> **Exercise aim**
Continue the text about the new battery research institute, starting after its final sentence.

> **Given text**
= = = =
UCL MAPS and Engineering will initially be in the forefront but Professor Parkin said other faculties and departments across UCL could benefit from being involved, from Economics to the Bartlett with its expertise in energy management.

The £65m includes the cost of setting up the institute, funding PhD students and research money to be distributed to bidding universities. It is part of a £246m government investment over four years under the Faraday Challenge, a key element in the Industrial strategy challenge. Beyond the initial four years, it is expected that a significant amount of research funding will continue to be invested by the government in this area.

The Institute will be headed by Professor Peter Littlewood, who ran one of the world's most successful battery research centres at Argonne Labs in the US and put together the US's equivalent institute, the Joint Centre for Energy Storage Research (JCESR).

Its aims will be three-fold in providing leadership in:

·         Engaging industry to boost its links with research from boardroom to shop floor, to ensure research is smoothly translated into innovation and manufacture and to capture intellectual property in batteries.

·         Shaping and developing a strategy for research and bringing together researchers while balancing collaboration and competition with international groups.

·         Boosting training and mentoring to foster the next generation of research leaders.

The Institute will allocate funds to a series of research challenge projects on a rolling basis. The first four projects will aim to extend battery life, design better battery systems through modelling, invent batteries for industry to allow longer driving ranges and improve recycling and re-use of batteries.
= = = =
Element and region data

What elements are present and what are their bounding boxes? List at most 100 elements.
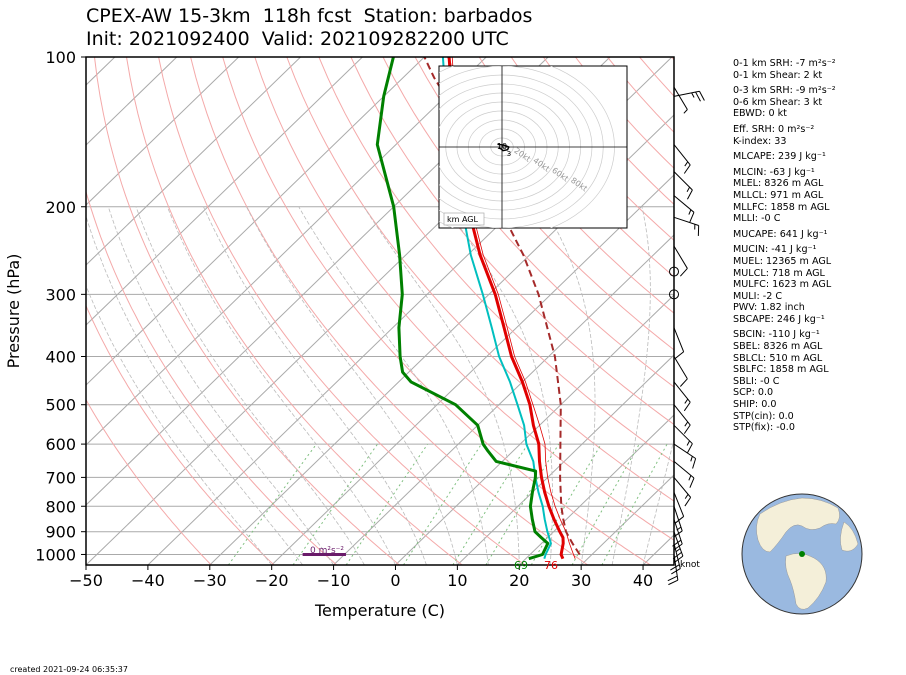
isotherm-line [209, 114, 674, 565]
x-tick-label: −40 [131, 571, 165, 590]
wind-barb [673, 443, 697, 469]
moist-adiabat-line [642, 437, 674, 565]
barb-half-flag [690, 456, 693, 462]
dry-adiabat-line [94, 57, 400, 565]
y-tick-label: 100 [45, 48, 76, 67]
index-line: SCP: 0.0 [733, 387, 774, 399]
isotherm-line [86, 57, 363, 326]
mixing-ratio-line [485, 443, 560, 565]
wind-barb [673, 492, 685, 524]
moist-adiabat-line [166, 206, 396, 565]
barb-shaft [673, 404, 691, 426]
dry-adiabat-line [126, 57, 463, 565]
hodograph-height-label: 10 [497, 142, 507, 151]
barb-full-flag [692, 458, 697, 469]
barb-shaft [673, 195, 695, 213]
wind-barb [673, 195, 695, 223]
moist-adiabat-line [363, 206, 520, 565]
moist-adiabat-line [86, 214, 303, 565]
barb-half-flag [683, 109, 688, 114]
wind-barb [673, 461, 695, 488]
wind-barb [673, 327, 685, 359]
srh-bar-label: 0 m²s⁻² [310, 546, 344, 556]
barb-full-flag [683, 164, 691, 174]
barb-half-flag [688, 209, 692, 215]
hodograph-height-label: 3 [507, 150, 511, 158]
index-line: Eff. SRH: 0 m²s⁻² [733, 123, 815, 135]
barb-full-flag [673, 530, 683, 538]
barb-shaft [673, 477, 692, 498]
barb-shaft [673, 144, 691, 166]
x-tick-label: −30 [193, 571, 227, 590]
africa-landmass [840, 521, 859, 552]
barb-shaft [673, 90, 700, 97]
y-tick-label: 500 [45, 396, 76, 415]
barb-full-flag [672, 551, 682, 560]
y-tick-label: 600 [45, 435, 76, 454]
barb-full-flag [670, 564, 680, 571]
index-line: EBWD: 0 kt [733, 108, 787, 120]
index-line: 0-6 km Shear: 3 kt [733, 96, 823, 108]
barb-half-flag [675, 548, 681, 553]
wind-barb [673, 245, 688, 277]
wind-barb [669, 266, 679, 277]
barb-full-flag [686, 443, 693, 454]
barb-shaft [673, 171, 693, 191]
barb-full-flag [683, 401, 691, 412]
barb-full-flag [674, 555, 684, 563]
created-timestamp: created 2021-09-24 06:35:37 [10, 665, 128, 674]
barb-half-flag [686, 186, 690, 193]
dry-adiabat-line [382, 57, 674, 388]
index-line: SBCIN: -110 J kg⁻¹ [733, 329, 820, 341]
moist-adiabat-line [246, 206, 458, 565]
x-tick-label: 10 [447, 571, 467, 590]
index-line: SBLCL: 510 m AGL [733, 352, 823, 364]
barb-full-flag [689, 477, 695, 488]
y-tick-label: 800 [45, 497, 76, 516]
wind-barb [673, 381, 691, 412]
dry-adiabat-line [222, 57, 651, 565]
wind-barb [673, 477, 692, 507]
isotherm-line [271, 174, 674, 565]
barb-shaft [673, 461, 695, 479]
wind-barb [667, 554, 679, 586]
index-line: SBLI: -0 C [733, 375, 780, 387]
y-tick-label: 1000 [35, 545, 76, 564]
x-tick-label: 0 [390, 571, 400, 590]
mixing-ratio-line [601, 443, 668, 565]
x-tick-label: 20 [509, 571, 529, 590]
x-tick-label: −50 [69, 571, 103, 590]
barb-shaft [673, 216, 699, 226]
barb-half-flag [688, 475, 692, 481]
calm-wind-circle [669, 289, 679, 300]
index-line: MLLFC: 1858 m AGL [733, 201, 830, 213]
mixing-ratio-line [403, 443, 482, 565]
wind-barb [673, 216, 700, 236]
barb-half-flag [684, 398, 689, 404]
dry-adiabat-line [158, 57, 526, 565]
index-line: 0-3 km SRH: -9 m²s⁻² [733, 85, 836, 97]
barb-full-flag [675, 351, 684, 359]
mixing-ratio-line [452, 443, 529, 565]
wind-barb [673, 356, 688, 387]
barb-full-flag [684, 497, 692, 507]
x-tick-label: −20 [255, 571, 289, 590]
index-line: MLCIN: -63 J kg⁻¹ [733, 166, 815, 178]
dry-adiabat-line [414, 57, 674, 351]
barb-shaft [673, 327, 685, 352]
barb-full-flag [672, 539, 682, 547]
index-line: SHIP: 0.0 [733, 399, 777, 411]
barb-half-flag [686, 440, 690, 446]
index-line: MLEL: 8326 m AGL [733, 178, 824, 190]
wind-barb [673, 404, 691, 434]
barb-shaft [673, 492, 685, 517]
wind-barb [672, 519, 683, 551]
barb-full-flag [679, 378, 688, 387]
dewpoint-profile-line [375, 57, 550, 561]
moist-adiabat-line [543, 206, 596, 565]
barb-half-flag [684, 161, 689, 167]
isotherm-line [395, 294, 674, 565]
dry-adiabat-line [86, 398, 212, 565]
hodograph-trace [497, 143, 510, 152]
index-line: 0-1 km Shear: 2 kt [733, 69, 823, 81]
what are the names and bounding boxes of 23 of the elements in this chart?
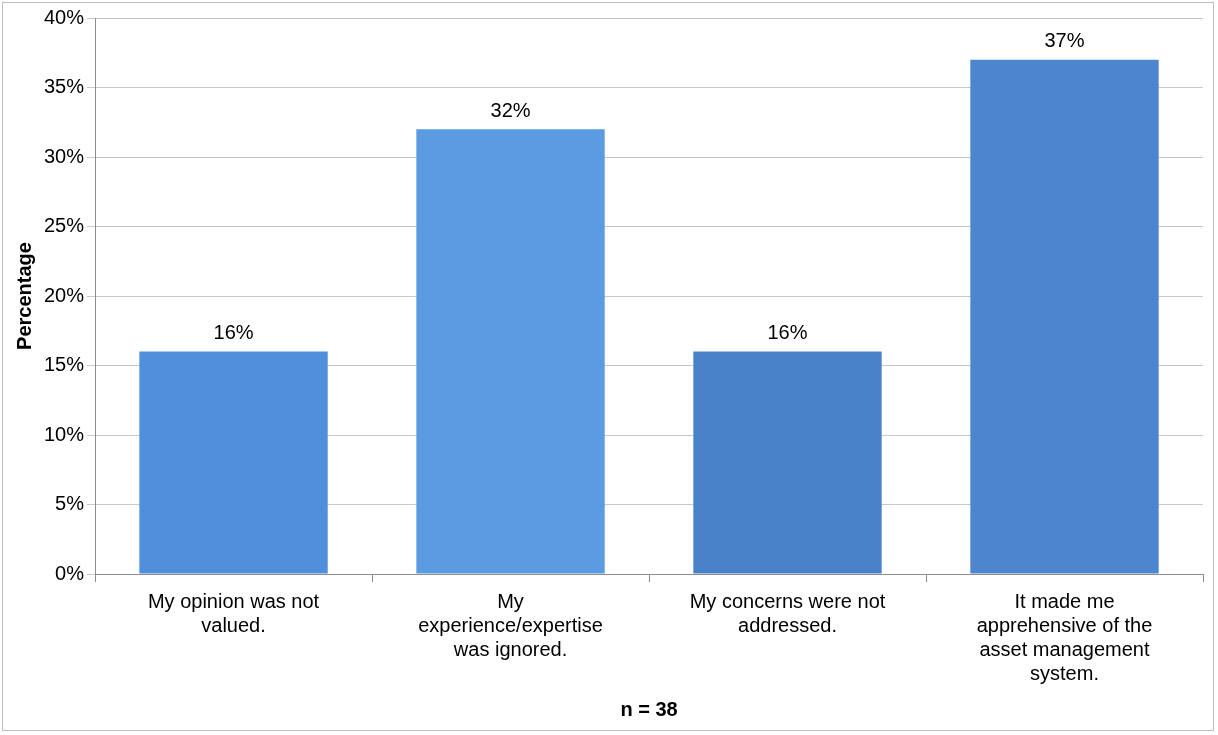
data-label: 16%	[767, 321, 808, 344]
y-tick-label: 0%	[55, 561, 85, 584]
data-label: 32%	[490, 98, 531, 121]
bar	[693, 351, 882, 574]
data-label: 16%	[213, 321, 254, 344]
y-tick-label: 40%	[44, 5, 85, 28]
y-tick-label: 20%	[44, 283, 85, 306]
y-tick-label: 35%	[44, 75, 85, 98]
x-tick-label: My experience/expertise was ignored.	[418, 589, 603, 660]
y-tick-label: 30%	[44, 144, 85, 167]
y-tick-label: 10%	[44, 422, 85, 445]
bar	[416, 129, 605, 574]
x-tick-label: It made me apprehensive of the asset management system.	[976, 589, 1153, 684]
data-label: 37%	[1044, 29, 1085, 52]
y-tick-label: 25%	[44, 214, 85, 237]
x-tick-label: My opinion was not valued.	[147, 589, 320, 636]
x-tick-label: My concerns were not addressed.	[689, 589, 886, 636]
y-tick-label: 15%	[44, 353, 85, 376]
x-axis-title: n = 38	[620, 697, 678, 720]
bar	[139, 351, 328, 574]
y-tick-label: 5%	[55, 492, 85, 515]
y-axis-title: Percentage	[12, 242, 35, 350]
bar	[970, 59, 1159, 574]
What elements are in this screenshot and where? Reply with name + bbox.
= = = =
> **Result of the task**
It will also develop training schemes for all levels from PhD students and apprentices to professional development programmes for industry.

Professor Brett said: "The Faraday Institute will be developing lithium batteries but also looking at the next generation in the next 10 to 15 years. It's about using different engineering practices to improve capacity and the safety and to lower the cost."

He described the alignment between the Faraday Battery Institute and the Advanced Propulsion Lab planned on the new UCL East campus as sublime, providing the university with a chance to play a key role in developing the next generation.

Professor Darr, who played a key role in developing the intellectual property and governance framework for the new institute, said that the various investments from government are designed to provide a framework from which we can take discoveries or knowledge from basic research and translate it up the technology readiness levels (TRLs) so that we can obtain the maximum value for the UK and for industry and the universities.

"There's going to be a huge effort the first four fast-start projects, followed by other regular research challenge projects that span a breadth of topics to build a research base on batteries for the UK to build from," he said.

Dr Shearing, who helped to coordinate the training strategy for the institute, said: "To develop a world leading battery industry in the UK will require significant numbers of new scientists and engineers. To address the skills shortage, the Institute will train the next generation of scientific leaders and champion the development of a battery national curriculum."

The Institute will be managed as a non-profit organization with an independent board of trustees. UCL Business (UCLB) and UCL Innovation and Enterprise as well as back office staff were also involved in helping set up the institute.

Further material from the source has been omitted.